[Start EXERCISE MATERIALS]
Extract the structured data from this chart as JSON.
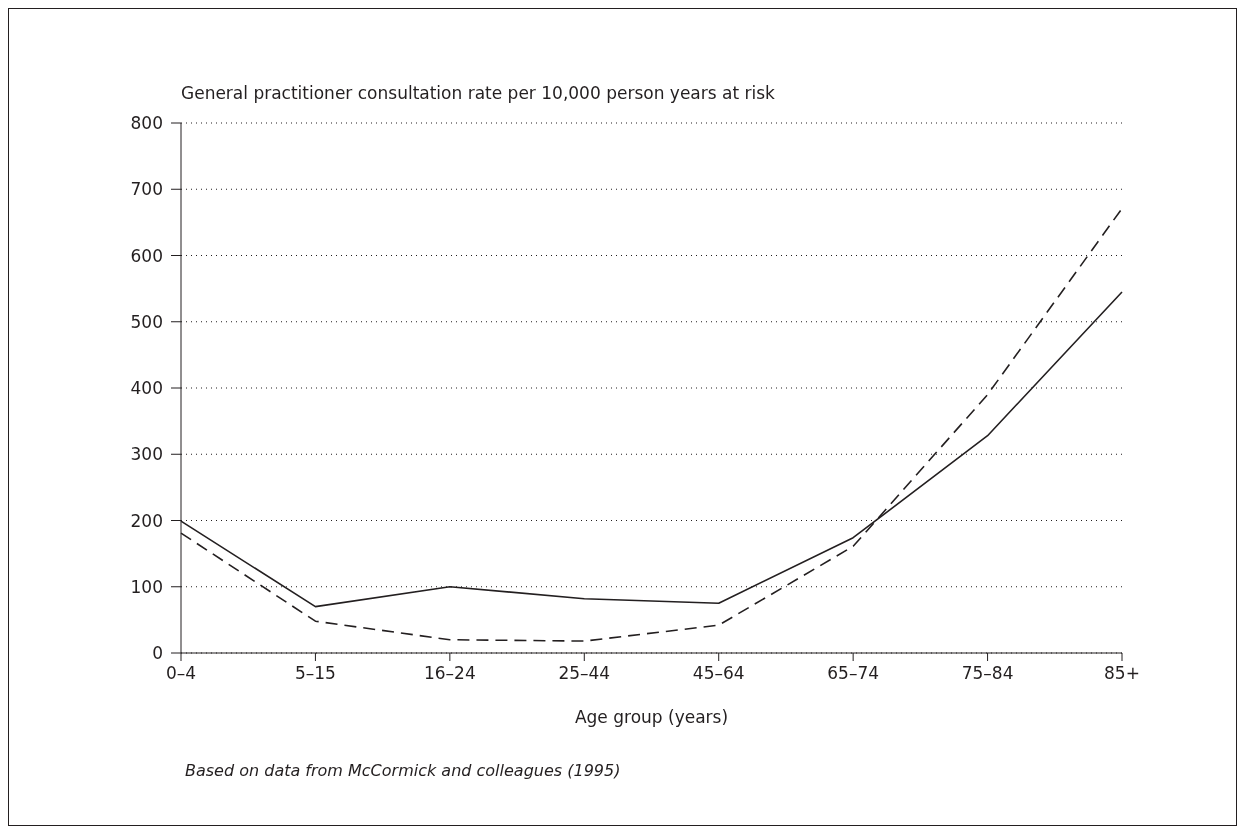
{
  "chart_data": {
    "type": "line",
    "ylabel": "General practitioner consultation rate per 10,000 person years at risk",
    "xlabel": "Age group (years)",
    "annotations": [
      "Based on data from McCormick and colleagues (1995)"
    ],
    "categories": [
      "0–4",
      "5–15",
      "16–24",
      "25–44",
      "45–64",
      "65–74",
      "75–84",
      "85+"
    ],
    "series": [
      {
        "color": "#231f20",
        "line_style": "solid",
        "values": [
          199,
          70,
          100,
          82,
          75,
          174,
          328,
          545
        ]
      },
      {
        "color": "#231f20",
        "line_style": "dashed",
        "values": [
          181,
          48,
          20,
          18,
          42,
          161,
          390,
          671
        ]
      }
    ],
    "ylim": [
      0,
      800
    ],
    "yticks": [
      0,
      100,
      200,
      300,
      400,
      500,
      600,
      700,
      800
    ],
    "grid": "y",
    "legend": false,
    "marker": "none"
  }
}
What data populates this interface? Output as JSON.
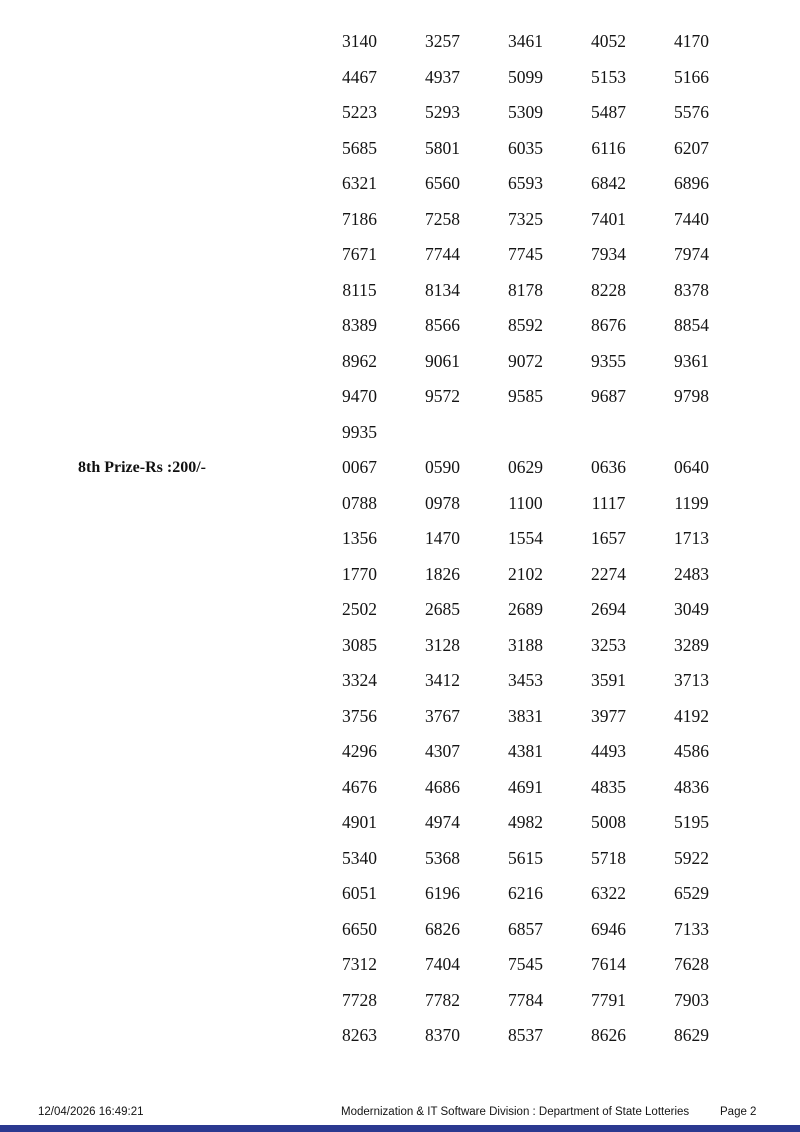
{
  "page": {
    "accent_bar_color": "#2b3990"
  },
  "sections": [
    {
      "label": "",
      "rows": [
        [
          "3140",
          "3257",
          "3461",
          "4052",
          "4170"
        ],
        [
          "4467",
          "4937",
          "5099",
          "5153",
          "5166"
        ],
        [
          "5223",
          "5293",
          "5309",
          "5487",
          "5576"
        ],
        [
          "5685",
          "5801",
          "6035",
          "6116",
          "6207"
        ],
        [
          "6321",
          "6560",
          "6593",
          "6842",
          "6896"
        ],
        [
          "7186",
          "7258",
          "7325",
          "7401",
          "7440"
        ],
        [
          "7671",
          "7744",
          "7745",
          "7934",
          "7974"
        ],
        [
          "8115",
          "8134",
          "8178",
          "8228",
          "8378"
        ],
        [
          "8389",
          "8566",
          "8592",
          "8676",
          "8854"
        ],
        [
          "8962",
          "9061",
          "9072",
          "9355",
          "9361"
        ],
        [
          "9470",
          "9572",
          "9585",
          "9687",
          "9798"
        ],
        [
          "9935"
        ]
      ]
    },
    {
      "label": "8th Prize-Rs :200/-",
      "rows": [
        [
          "0067",
          "0590",
          "0629",
          "0636",
          "0640"
        ],
        [
          "0788",
          "0978",
          "1100",
          "1117",
          "1199"
        ],
        [
          "1356",
          "1470",
          "1554",
          "1657",
          "1713"
        ],
        [
          "1770",
          "1826",
          "2102",
          "2274",
          "2483"
        ],
        [
          "2502",
          "2685",
          "2689",
          "2694",
          "3049"
        ],
        [
          "3085",
          "3128",
          "3188",
          "3253",
          "3289"
        ],
        [
          "3324",
          "3412",
          "3453",
          "3591",
          "3713"
        ],
        [
          "3756",
          "3767",
          "3831",
          "3977",
          "4192"
        ],
        [
          "4296",
          "4307",
          "4381",
          "4493",
          "4586"
        ],
        [
          "4676",
          "4686",
          "4691",
          "4835",
          "4836"
        ],
        [
          "4901",
          "4974",
          "4982",
          "5008",
          "5195"
        ],
        [
          "5340",
          "5368",
          "5615",
          "5718",
          "5922"
        ],
        [
          "6051",
          "6196",
          "6216",
          "6322",
          "6529"
        ],
        [
          "6650",
          "6826",
          "6857",
          "6946",
          "7133"
        ],
        [
          "7312",
          "7404",
          "7545",
          "7614",
          "7628"
        ],
        [
          "7728",
          "7782",
          "7784",
          "7791",
          "7903"
        ],
        [
          "8263",
          "8370",
          "8537",
          "8626",
          "8629"
        ]
      ]
    }
  ],
  "footer": {
    "timestamp": "12/04/2026 16:49:21",
    "division": "Modernization & IT Software Division : Department of State Lotteries",
    "page_label": "Page 2"
  }
}
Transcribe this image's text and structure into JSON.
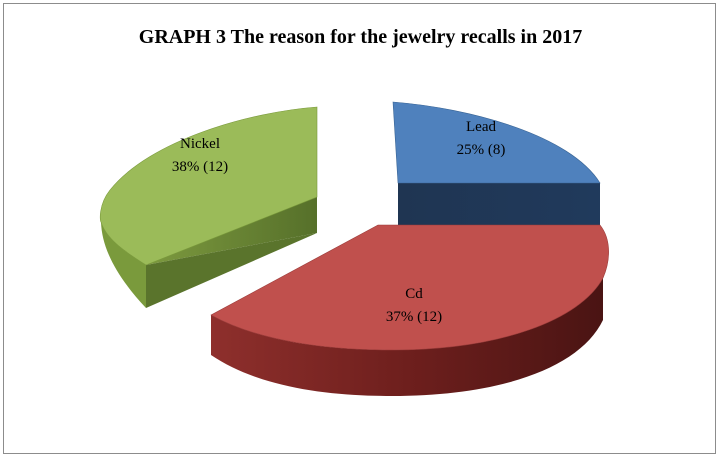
{
  "chart_data": {
    "type": "pie",
    "title": "GRAPH 3 The reason for the jewelry recalls in 2017",
    "slices": [
      {
        "name": "Lead",
        "percent": 25,
        "count": 8,
        "pct_label": "25% (8)",
        "color": "#4f81bd"
      },
      {
        "name": "Cd",
        "percent": 37,
        "count": 12,
        "pct_label": "37% (12)",
        "color": "#c0504d"
      },
      {
        "name": "Nickel",
        "percent": 38,
        "count": 12,
        "pct_label": "38% (12)",
        "color": "#9bbb59"
      }
    ]
  }
}
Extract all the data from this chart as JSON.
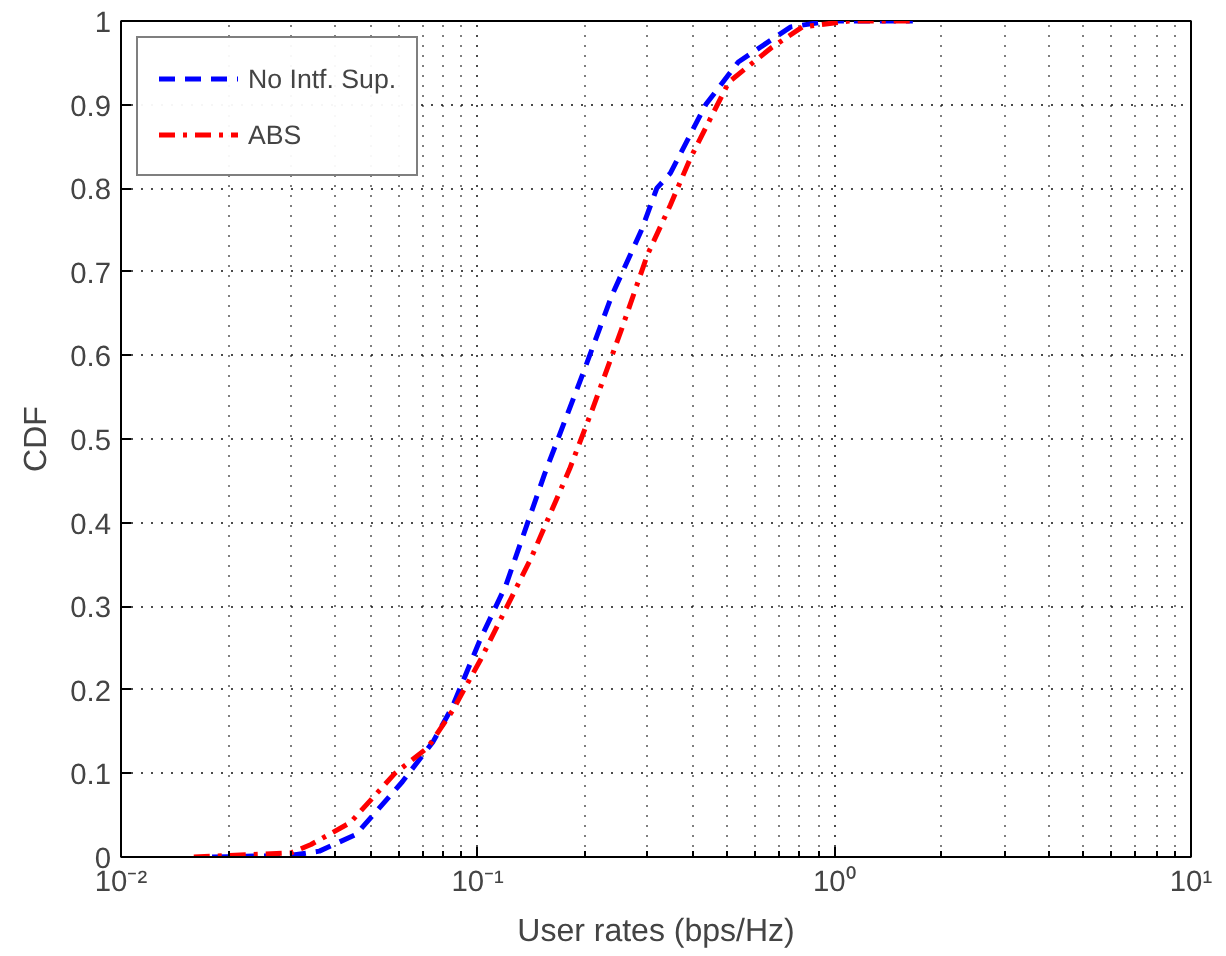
{
  "chart_data": {
    "type": "line",
    "xlabel": "User rates (bps/Hz)",
    "ylabel": "CDF",
    "log": "x",
    "xlim": [
      0.01,
      10
    ],
    "xticks": [
      {
        "value": 0.01,
        "label": "10⁻²"
      },
      {
        "value": 0.1,
        "label": "10⁻¹"
      },
      {
        "value": 1,
        "label": "10⁰"
      },
      {
        "value": 10,
        "label": "10¹"
      }
    ],
    "ylim": [
      0,
      1
    ],
    "yticks": [
      0,
      0.1,
      0.2,
      0.3,
      0.4,
      0.5,
      0.6,
      0.7,
      0.8,
      0.9,
      1
    ],
    "grid": true,
    "legend": "top left",
    "series": [
      {
        "name": "No Intf. Sup.",
        "color": "#0000ff",
        "line_style": "dashed",
        "x": [
          0.018,
          0.03,
          0.036,
          0.0456,
          0.0615,
          0.075,
          0.085,
          0.1016,
          0.12,
          0.154,
          0.198,
          0.238,
          0.288,
          0.318,
          0.347,
          0.436,
          0.538,
          0.755,
          0.97,
          1.66
        ],
        "values": [
          0,
          0.002,
          0.007,
          0.027,
          0.09,
          0.138,
          0.18,
          0.26,
          0.325,
          0.458,
          0.58,
          0.672,
          0.75,
          0.8,
          0.818,
          0.9,
          0.951,
          0.993,
          1,
          1
        ]
      },
      {
        "name": "ABS",
        "color": "#ff0000",
        "line_style": "dashdot",
        "x": [
          0.016,
          0.03,
          0.0341,
          0.0439,
          0.0586,
          0.0725,
          0.085,
          0.1016,
          0.141,
          0.181,
          0.21,
          0.254,
          0.299,
          0.347,
          0.394,
          0.506,
          0.666,
          0.814,
          1.1,
          1.66
        ],
        "values": [
          0,
          0.005,
          0.015,
          0.041,
          0.1,
          0.131,
          0.175,
          0.235,
          0.357,
          0.464,
          0.536,
          0.633,
          0.72,
          0.78,
          0.835,
          0.927,
          0.968,
          0.993,
          1,
          1
        ]
      }
    ]
  }
}
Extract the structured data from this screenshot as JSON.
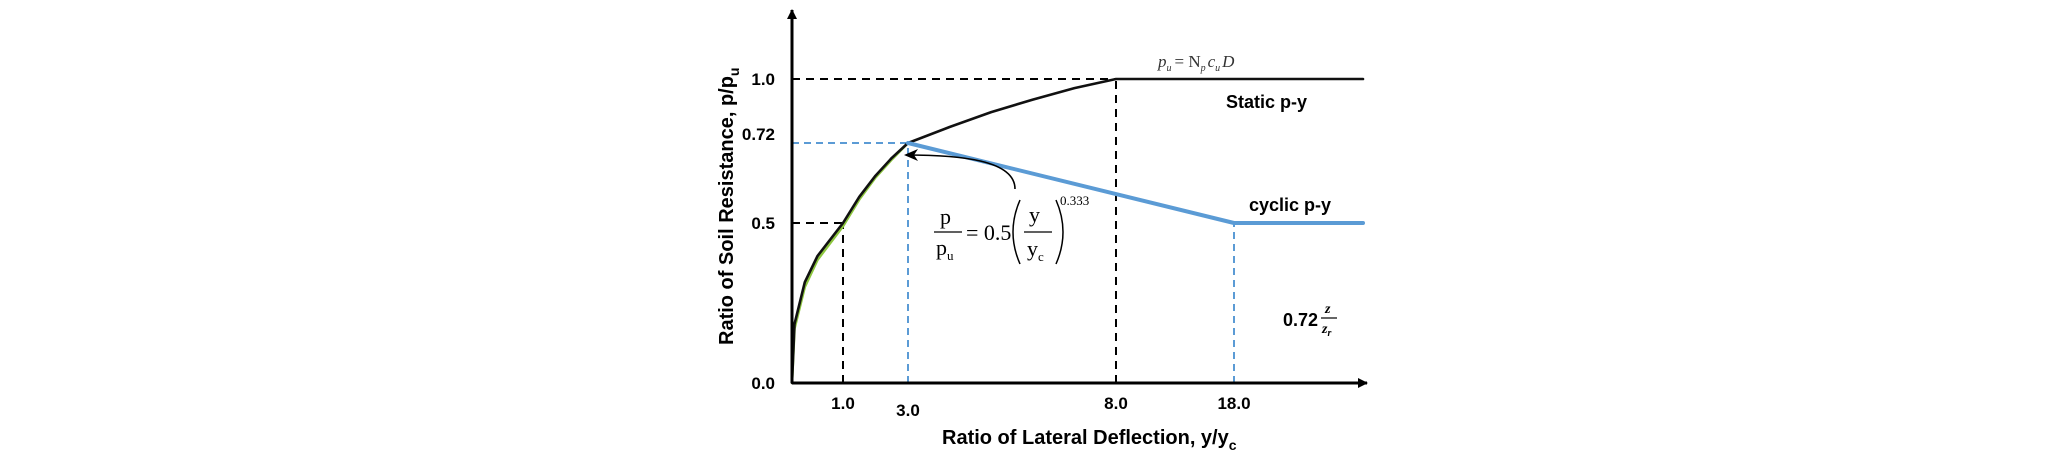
{
  "chart_data": {
    "type": "line",
    "xlabel": "Ratio of Lateral Deflection,  y/y",
    "xlabel_sub": "c",
    "ylabel": "Ratio of Soil Resistance,  p/p",
    "ylabel_sub": "u",
    "x_ticks": [
      "1.0",
      "3.0",
      "8.0",
      "18.0"
    ],
    "y_ticks": [
      "0.0",
      "0.5",
      "0.72",
      "1.0"
    ],
    "x_tick_values": [
      1,
      3,
      8,
      18
    ],
    "y_tick_values": [
      0,
      0.5,
      0.72,
      1.0
    ],
    "xlim": [
      0,
      24
    ],
    "ylim": [
      0,
      1.18
    ],
    "series": [
      {
        "name": "Static p-y",
        "color": "#111111",
        "description": "p/pu = 0.5 (y/yc)^0.333 up to 1.0 at y/yc = 8, constant afterwards",
        "points": [
          [
            0,
            0
          ],
          [
            0.05,
            0.184
          ],
          [
            0.25,
            0.315
          ],
          [
            0.5,
            0.397
          ],
          [
            1,
            0.5
          ],
          [
            1.5,
            0.572
          ],
          [
            2,
            0.63
          ],
          [
            2.5,
            0.679
          ],
          [
            3,
            0.72
          ],
          [
            4,
            0.79
          ],
          [
            5,
            0.855
          ],
          [
            6,
            0.91
          ],
          [
            7,
            0.96
          ],
          [
            8,
            1.0
          ],
          [
            24,
            1.0
          ]
        ]
      },
      {
        "name": "cyclic p-y",
        "color": "#5b9bd5",
        "points": [
          [
            3,
            0.72
          ],
          [
            18,
            0.5
          ],
          [
            24,
            0.5
          ]
        ]
      },
      {
        "name": "",
        "color": "#8dc63f",
        "points": [
          [
            0,
            0
          ],
          [
            0.05,
            0.17
          ],
          [
            0.25,
            0.3
          ],
          [
            0.5,
            0.385
          ],
          [
            1,
            0.49
          ],
          [
            1.5,
            0.565
          ],
          [
            2,
            0.625
          ],
          [
            2.5,
            0.675
          ],
          [
            3,
            0.72
          ]
        ]
      }
    ],
    "reference_lines": {
      "black_dashed": [
        [
          [
            1,
            0
          ],
          [
            1,
            0.5
          ]
        ],
        [
          [
            0,
            0.5
          ],
          [
            1,
            0.5
          ]
        ],
        [
          [
            8,
            0
          ],
          [
            8,
            1.0
          ]
        ],
        [
          [
            0,
            1.0
          ],
          [
            8,
            1.0
          ]
        ]
      ],
      "blue_dashed": [
        [
          [
            3,
            0
          ],
          [
            3,
            0.72
          ]
        ],
        [
          [
            0,
            0.72
          ],
          [
            3,
            0.72
          ]
        ],
        [
          [
            18,
            0
          ],
          [
            18,
            0.5
          ]
        ]
      ]
    },
    "annotations": {
      "static_label": "Static p-y",
      "cyclic_label": "cyclic p-y",
      "pu_formula": {
        "lhs": "p",
        "lhs_sub": "u",
        "eq": "= N",
        "n_sub": "p",
        "c": "c",
        "c_sub": "u",
        "d": "D"
      },
      "equation": {
        "num": "p",
        "den": "p",
        "den_sub": "u",
        "coef": "= 0.5",
        "inner_num": "y",
        "inner_den": "y",
        "inner_den_sub": "c",
        "exponent": "0.333"
      },
      "depth_formula": {
        "coef": "0.72",
        "num": "z",
        "den": "z",
        "den_sub": "r"
      }
    },
    "colors": {
      "axis": "#000000",
      "static": "#111111",
      "cyclic": "#5b9bd5",
      "green": "#8dc63f"
    }
  }
}
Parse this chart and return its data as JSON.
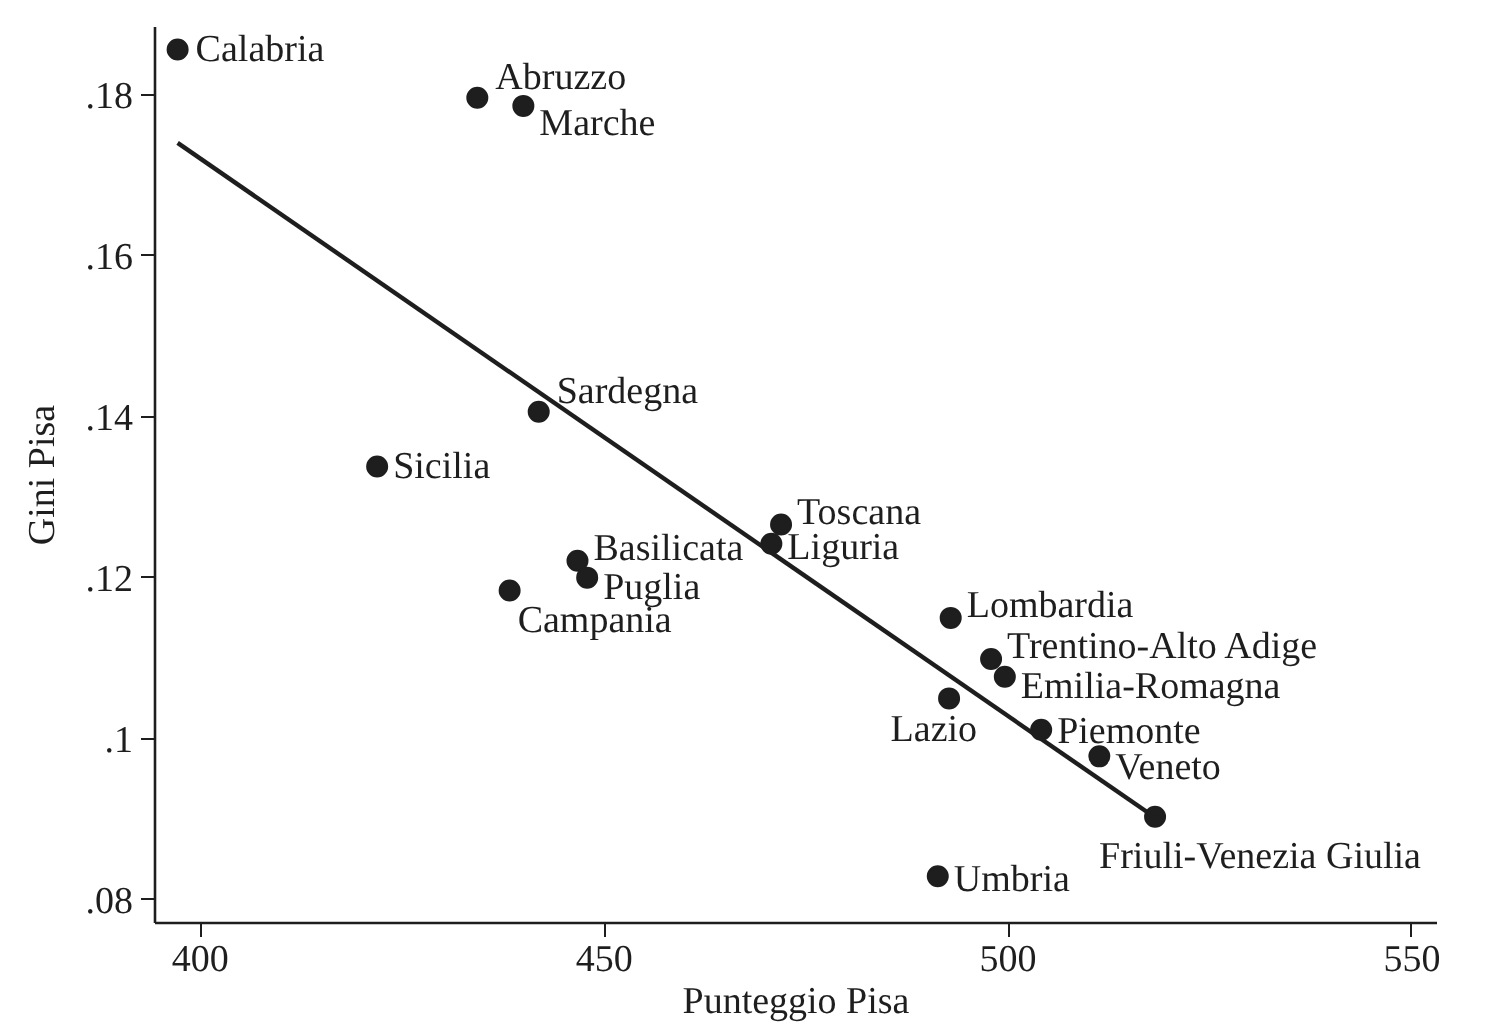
[End EXERCISE MATERIALS]
• [EXERCISE]:
Using the records above, list each line that includes "from".

• [THE RESULT]:
Extract the structured data from this chart as JSON.
      "Based on data from McCormick and colleagues (1995)"
Extract all the data from this chart as JSON.
Extract the structured data from this screenshot as JSON.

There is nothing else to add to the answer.